** start of GIVEN RECORDS **

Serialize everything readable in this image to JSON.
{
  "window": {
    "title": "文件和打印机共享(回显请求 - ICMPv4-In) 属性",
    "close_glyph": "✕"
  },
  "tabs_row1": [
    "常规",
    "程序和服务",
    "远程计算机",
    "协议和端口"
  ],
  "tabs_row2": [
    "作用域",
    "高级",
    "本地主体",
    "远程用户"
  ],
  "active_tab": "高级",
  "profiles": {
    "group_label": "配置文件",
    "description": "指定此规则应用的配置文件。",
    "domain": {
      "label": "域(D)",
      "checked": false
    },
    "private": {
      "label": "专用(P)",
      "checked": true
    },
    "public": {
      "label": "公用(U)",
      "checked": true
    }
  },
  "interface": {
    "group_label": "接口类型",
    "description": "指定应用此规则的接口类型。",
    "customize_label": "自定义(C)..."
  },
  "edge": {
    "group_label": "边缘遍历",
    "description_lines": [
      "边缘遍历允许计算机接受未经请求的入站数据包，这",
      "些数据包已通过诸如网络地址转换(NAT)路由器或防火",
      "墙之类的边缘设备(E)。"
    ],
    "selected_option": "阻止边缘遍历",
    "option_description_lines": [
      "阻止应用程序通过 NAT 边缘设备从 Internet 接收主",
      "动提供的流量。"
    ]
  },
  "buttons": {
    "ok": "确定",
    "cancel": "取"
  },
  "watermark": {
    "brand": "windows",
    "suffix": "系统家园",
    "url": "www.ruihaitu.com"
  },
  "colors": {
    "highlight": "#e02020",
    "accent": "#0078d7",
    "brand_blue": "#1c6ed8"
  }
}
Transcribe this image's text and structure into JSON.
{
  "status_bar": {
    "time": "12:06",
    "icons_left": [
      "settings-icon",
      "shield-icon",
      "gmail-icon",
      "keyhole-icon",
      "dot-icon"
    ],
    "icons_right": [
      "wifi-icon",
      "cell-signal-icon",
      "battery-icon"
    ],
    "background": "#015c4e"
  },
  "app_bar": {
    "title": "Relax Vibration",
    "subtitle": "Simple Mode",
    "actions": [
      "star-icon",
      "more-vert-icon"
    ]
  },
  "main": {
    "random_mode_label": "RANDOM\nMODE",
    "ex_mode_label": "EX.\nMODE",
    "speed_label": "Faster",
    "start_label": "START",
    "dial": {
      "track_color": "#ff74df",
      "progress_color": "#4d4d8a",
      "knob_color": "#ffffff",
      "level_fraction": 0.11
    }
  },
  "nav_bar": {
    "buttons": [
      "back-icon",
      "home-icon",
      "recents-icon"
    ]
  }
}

** end of GIVEN RECORDS **

YOUR INSTRUCTIONS: Return each line of the data exactly as written above.

SOLUTION FOR THIS TASK:
Serialize everything readable in this image to JSON.
{
  "window": {
    "title": "文件和打印机共享(回显请求 - ICMPv4-In) 属性",
    "close_glyph": "✕"
  },
  "tabs_row1": [
    "常规",
    "程序和服务",
    "远程计算机",
    "协议和端口"
  ],
  "tabs_row2": [
    "作用域",
    "高级",
    "本地主体",
    "远程用户"
  ],
  "active_tab": "高级",
  "profiles": {
    "group_label": "配置文件",
    "description": "指定此规则应用的配置文件。",
    "domain": {
      "label": "域(D)",
      "checked": false
    },
    "private": {
      "label": "专用(P)",
      "checked": true
    },
    "public": {
      "label": "公用(U)",
      "checked": true
    }
  },
  "interface": {
    "group_label": "接口类型",
    "description": "指定应用此规则的接口类型。",
    "customize_label": "自定义(C)..."
  },
  "edge": {
    "group_label": "边缘遍历",
    "description_lines": [
      "边缘遍历允许计算机接受未经请求的入站数据包，这",
      "些数据包已通过诸如网络地址转换(NAT)路由器或防火",
      "墙之类的边缘设备(E)。"
    ],
    "selected_option": "阻止边缘遍历",
    "option_description_lines": [
      "阻止应用程序通过 NAT 边缘设备从 Internet 接收主",
      "动提供的流量。"
    ]
  },
  "buttons": {
    "ok": "确定",
    "cancel": "取"
  },
  "watermark": {
    "brand": "windows",
    "suffix": "系统家园",
    "url": "www.ruihaitu.com"
  },
  "colors": {
    "highlight": "#e02020",
    "accent": "#0078d7",
    "brand_blue": "#1c6ed8"
  }
}
Transcribe this image's text and structure into JSON.
{
  "status_bar": {
    "time": "12:06",
    "icons_left": [
      "settings-icon",
      "shield-icon",
      "gmail-icon",
      "keyhole-icon",
      "dot-icon"
    ],
    "icons_right": [
      "wifi-icon",
      "cell-signal-icon",
      "battery-icon"
    ],
    "background": "#015c4e"
  },
  "app_bar": {
    "title": "Relax Vibration",
    "subtitle": "Simple Mode",
    "actions": [
      "star-icon",
      "more-vert-icon"
    ]
  },
  "main": {
    "random_mode_label": "RANDOM\nMODE",
    "ex_mode_label": "EX.\nMODE",
    "speed_label": "Faster",
    "start_label": "START",
    "dial": {
      "track_color": "#ff74df",
      "progress_color": "#4d4d8a",
      "knob_color": "#ffffff",
      "level_fraction": 0.11
    }
  },
  "nav_bar": {
    "buttons": [
      "back-icon",
      "home-icon",
      "recents-icon"
    ]
  }
}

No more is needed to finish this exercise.